# [The request]
Review the lines that follow and copy each one that contains the word "years".

# [Data provided]
○ ○ ○ ○ ○ ○ ○
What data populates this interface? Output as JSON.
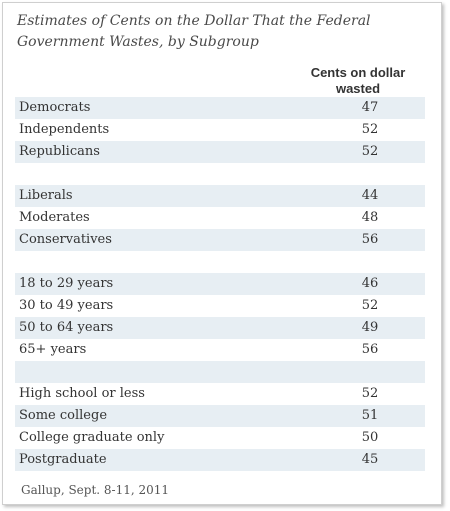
{
  "chart_data": {
    "type": "table",
    "title": "Estimates of Cents on the Dollar That the Federal Government Wastes, by Subgroup",
    "column_header": "Cents on dollar wasted",
    "groups": [
      {
        "rows": [
          {
            "label": "Democrats",
            "value": 47
          },
          {
            "label": "Independents",
            "value": 52
          },
          {
            "label": "Republicans",
            "value": 52
          }
        ]
      },
      {
        "rows": [
          {
            "label": "Liberals",
            "value": 44
          },
          {
            "label": "Moderates",
            "value": 48
          },
          {
            "label": "Conservatives",
            "value": 56
          }
        ]
      },
      {
        "rows": [
          {
            "label": "18 to 29 years",
            "value": 46
          },
          {
            "label": "30 to 49 years",
            "value": 52
          },
          {
            "label": "50 to 64 years",
            "value": 49
          },
          {
            "label": "65+ years",
            "value": 56
          }
        ]
      },
      {
        "rows": [
          {
            "label": "High school or less",
            "value": 52
          },
          {
            "label": "Some college",
            "value": 51
          },
          {
            "label": "College graduate only",
            "value": 50
          },
          {
            "label": "Postgraduate",
            "value": 45
          }
        ]
      }
    ],
    "source": "Gallup, Sept. 8-11, 2011"
  },
  "colors": {
    "row_shade": "#e7eef3",
    "text": "#333333"
  }
}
○ ○ ○ ○ ○ ○ ○
# [Reply to the exercise]
            "label": "18 to 29 years",
            "label": "30 to 49 years",
            "label": "50 to 64 years",
            "label": "65+ years",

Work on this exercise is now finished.